**Stated goal:**
The listing beneath should be written out in full, exactly as shown.

Stored data entries:
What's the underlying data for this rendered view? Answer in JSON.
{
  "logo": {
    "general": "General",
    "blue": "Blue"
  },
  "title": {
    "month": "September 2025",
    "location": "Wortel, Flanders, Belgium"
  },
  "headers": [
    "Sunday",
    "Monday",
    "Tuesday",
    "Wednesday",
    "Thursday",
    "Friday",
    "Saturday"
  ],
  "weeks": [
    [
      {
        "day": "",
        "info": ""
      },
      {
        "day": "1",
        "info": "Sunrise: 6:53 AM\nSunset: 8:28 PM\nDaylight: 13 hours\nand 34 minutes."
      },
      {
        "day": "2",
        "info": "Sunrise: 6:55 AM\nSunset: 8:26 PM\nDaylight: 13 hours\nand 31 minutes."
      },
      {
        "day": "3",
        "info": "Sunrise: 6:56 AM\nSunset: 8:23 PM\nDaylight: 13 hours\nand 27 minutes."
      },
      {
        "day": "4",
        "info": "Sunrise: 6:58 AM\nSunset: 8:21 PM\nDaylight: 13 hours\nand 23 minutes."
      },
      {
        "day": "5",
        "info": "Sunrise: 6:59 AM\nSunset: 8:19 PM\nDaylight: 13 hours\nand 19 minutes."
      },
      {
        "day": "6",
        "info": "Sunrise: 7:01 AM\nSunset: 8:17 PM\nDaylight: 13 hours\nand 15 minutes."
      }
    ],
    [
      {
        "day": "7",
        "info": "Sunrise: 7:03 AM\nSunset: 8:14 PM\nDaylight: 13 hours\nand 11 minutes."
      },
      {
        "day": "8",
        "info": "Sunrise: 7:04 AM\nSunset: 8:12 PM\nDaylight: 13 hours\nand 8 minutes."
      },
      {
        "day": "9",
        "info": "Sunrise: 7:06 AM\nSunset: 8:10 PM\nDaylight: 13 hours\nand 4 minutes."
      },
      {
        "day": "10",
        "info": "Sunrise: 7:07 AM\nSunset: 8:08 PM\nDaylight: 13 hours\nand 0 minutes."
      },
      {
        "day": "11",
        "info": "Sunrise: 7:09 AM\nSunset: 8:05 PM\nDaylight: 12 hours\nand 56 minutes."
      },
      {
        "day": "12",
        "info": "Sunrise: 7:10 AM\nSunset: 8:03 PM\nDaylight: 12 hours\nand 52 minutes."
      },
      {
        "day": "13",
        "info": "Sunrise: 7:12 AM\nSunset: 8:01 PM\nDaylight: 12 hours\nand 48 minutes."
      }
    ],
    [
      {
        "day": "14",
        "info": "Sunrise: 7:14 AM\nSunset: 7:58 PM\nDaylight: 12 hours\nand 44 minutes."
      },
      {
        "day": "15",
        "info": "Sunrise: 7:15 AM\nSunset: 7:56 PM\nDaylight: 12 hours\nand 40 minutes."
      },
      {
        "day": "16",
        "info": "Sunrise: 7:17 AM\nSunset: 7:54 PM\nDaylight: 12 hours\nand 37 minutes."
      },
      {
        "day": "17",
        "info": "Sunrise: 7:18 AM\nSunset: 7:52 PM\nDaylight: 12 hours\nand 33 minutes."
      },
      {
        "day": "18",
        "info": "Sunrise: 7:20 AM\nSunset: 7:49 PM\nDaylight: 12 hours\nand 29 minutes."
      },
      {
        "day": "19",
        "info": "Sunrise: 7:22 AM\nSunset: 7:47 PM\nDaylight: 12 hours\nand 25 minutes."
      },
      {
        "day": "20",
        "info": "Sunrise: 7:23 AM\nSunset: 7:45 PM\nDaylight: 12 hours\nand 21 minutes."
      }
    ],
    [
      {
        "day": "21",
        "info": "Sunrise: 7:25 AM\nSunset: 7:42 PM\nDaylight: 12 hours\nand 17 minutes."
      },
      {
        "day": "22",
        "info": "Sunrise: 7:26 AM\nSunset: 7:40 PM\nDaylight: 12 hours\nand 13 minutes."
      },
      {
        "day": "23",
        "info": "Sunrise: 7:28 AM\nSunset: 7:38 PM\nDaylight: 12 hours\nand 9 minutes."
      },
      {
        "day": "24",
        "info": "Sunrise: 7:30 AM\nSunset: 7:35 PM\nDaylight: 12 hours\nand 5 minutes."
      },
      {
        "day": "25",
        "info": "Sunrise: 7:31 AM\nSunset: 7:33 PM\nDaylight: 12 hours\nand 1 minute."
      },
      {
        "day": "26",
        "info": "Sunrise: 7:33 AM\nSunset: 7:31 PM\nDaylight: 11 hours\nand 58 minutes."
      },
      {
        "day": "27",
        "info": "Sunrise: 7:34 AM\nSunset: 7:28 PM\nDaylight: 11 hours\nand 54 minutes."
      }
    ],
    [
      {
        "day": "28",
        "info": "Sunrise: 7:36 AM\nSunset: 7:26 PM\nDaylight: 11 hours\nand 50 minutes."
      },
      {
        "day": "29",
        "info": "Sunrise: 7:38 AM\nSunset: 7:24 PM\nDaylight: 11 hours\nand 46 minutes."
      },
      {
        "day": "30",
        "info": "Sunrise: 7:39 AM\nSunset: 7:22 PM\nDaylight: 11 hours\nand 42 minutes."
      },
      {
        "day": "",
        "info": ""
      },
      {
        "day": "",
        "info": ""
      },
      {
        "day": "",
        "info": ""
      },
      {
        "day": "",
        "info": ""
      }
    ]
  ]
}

**Output for this task:**
What's the underlying data for this rendered view? Answer in JSON.
{
  "logo": {
    "general": "General",
    "blue": "Blue"
  },
  "title": {
    "month": "September 2025",
    "location": "Wortel, Flanders, Belgium"
  },
  "headers": [
    "Sunday",
    "Monday",
    "Tuesday",
    "Wednesday",
    "Thursday",
    "Friday",
    "Saturday"
  ],
  "weeks": [
    [
      {
        "day": "",
        "info": ""
      },
      {
        "day": "1",
        "info": "Sunrise: 6:53 AM\nSunset: 8:28 PM\nDaylight: 13 hours\nand 34 minutes."
      },
      {
        "day": "2",
        "info": "Sunrise: 6:55 AM\nSunset: 8:26 PM\nDaylight: 13 hours\nand 31 minutes."
      },
      {
        "day": "3",
        "info": "Sunrise: 6:56 AM\nSunset: 8:23 PM\nDaylight: 13 hours\nand 27 minutes."
      },
      {
        "day": "4",
        "info": "Sunrise: 6:58 AM\nSunset: 8:21 PM\nDaylight: 13 hours\nand 23 minutes."
      },
      {
        "day": "5",
        "info": "Sunrise: 6:59 AM\nSunset: 8:19 PM\nDaylight: 13 hours\nand 19 minutes."
      },
      {
        "day": "6",
        "info": "Sunrise: 7:01 AM\nSunset: 8:17 PM\nDaylight: 13 hours\nand 15 minutes."
      }
    ],
    [
      {
        "day": "7",
        "info": "Sunrise: 7:03 AM\nSunset: 8:14 PM\nDaylight: 13 hours\nand 11 minutes."
      },
      {
        "day": "8",
        "info": "Sunrise: 7:04 AM\nSunset: 8:12 PM\nDaylight: 13 hours\nand 8 minutes."
      },
      {
        "day": "9",
        "info": "Sunrise: 7:06 AM\nSunset: 8:10 PM\nDaylight: 13 hours\nand 4 minutes."
      },
      {
        "day": "10",
        "info": "Sunrise: 7:07 AM\nSunset: 8:08 PM\nDaylight: 13 hours\nand 0 minutes."
      },
      {
        "day": "11",
        "info": "Sunrise: 7:09 AM\nSunset: 8:05 PM\nDaylight: 12 hours\nand 56 minutes."
      },
      {
        "day": "12",
        "info": "Sunrise: 7:10 AM\nSunset: 8:03 PM\nDaylight: 12 hours\nand 52 minutes."
      },
      {
        "day": "13",
        "info": "Sunrise: 7:12 AM\nSunset: 8:01 PM\nDaylight: 12 hours\nand 48 minutes."
      }
    ],
    [
      {
        "day": "14",
        "info": "Sunrise: 7:14 AM\nSunset: 7:58 PM\nDaylight: 12 hours\nand 44 minutes."
      },
      {
        "day": "15",
        "info": "Sunrise: 7:15 AM\nSunset: 7:56 PM\nDaylight: 12 hours\nand 40 minutes."
      },
      {
        "day": "16",
        "info": "Sunrise: 7:17 AM\nSunset: 7:54 PM\nDaylight: 12 hours\nand 37 minutes."
      },
      {
        "day": "17",
        "info": "Sunrise: 7:18 AM\nSunset: 7:52 PM\nDaylight: 12 hours\nand 33 minutes."
      },
      {
        "day": "18",
        "info": "Sunrise: 7:20 AM\nSunset: 7:49 PM\nDaylight: 12 hours\nand 29 minutes."
      },
      {
        "day": "19",
        "info": "Sunrise: 7:22 AM\nSunset: 7:47 PM\nDaylight: 12 hours\nand 25 minutes."
      },
      {
        "day": "20",
        "info": "Sunrise: 7:23 AM\nSunset: 7:45 PM\nDaylight: 12 hours\nand 21 minutes."
      }
    ],
    [
      {
        "day": "21",
        "info": "Sunrise: 7:25 AM\nSunset: 7:42 PM\nDaylight: 12 hours\nand 17 minutes."
      },
      {
        "day": "22",
        "info": "Sunrise: 7:26 AM\nSunset: 7:40 PM\nDaylight: 12 hours\nand 13 minutes."
      },
      {
        "day": "23",
        "info": "Sunrise: 7:28 AM\nSunset: 7:38 PM\nDaylight: 12 hours\nand 9 minutes."
      },
      {
        "day": "24",
        "info": "Sunrise: 7:30 AM\nSunset: 7:35 PM\nDaylight: 12 hours\nand 5 minutes."
      },
      {
        "day": "25",
        "info": "Sunrise: 7:31 AM\nSunset: 7:33 PM\nDaylight: 12 hours\nand 1 minute."
      },
      {
        "day": "26",
        "info": "Sunrise: 7:33 AM\nSunset: 7:31 PM\nDaylight: 11 hours\nand 58 minutes."
      },
      {
        "day": "27",
        "info": "Sunrise: 7:34 AM\nSunset: 7:28 PM\nDaylight: 11 hours\nand 54 minutes."
      }
    ],
    [
      {
        "day": "28",
        "info": "Sunrise: 7:36 AM\nSunset: 7:26 PM\nDaylight: 11 hours\nand 50 minutes."
      },
      {
        "day": "29",
        "info": "Sunrise: 7:38 AM\nSunset: 7:24 PM\nDaylight: 11 hours\nand 46 minutes."
      },
      {
        "day": "30",
        "info": "Sunrise: 7:39 AM\nSunset: 7:22 PM\nDaylight: 11 hours\nand 42 minutes."
      },
      {
        "day": "",
        "info": ""
      },
      {
        "day": "",
        "info": ""
      },
      {
        "day": "",
        "info": ""
      },
      {
        "day": "",
        "info": ""
      }
    ]
  ]
}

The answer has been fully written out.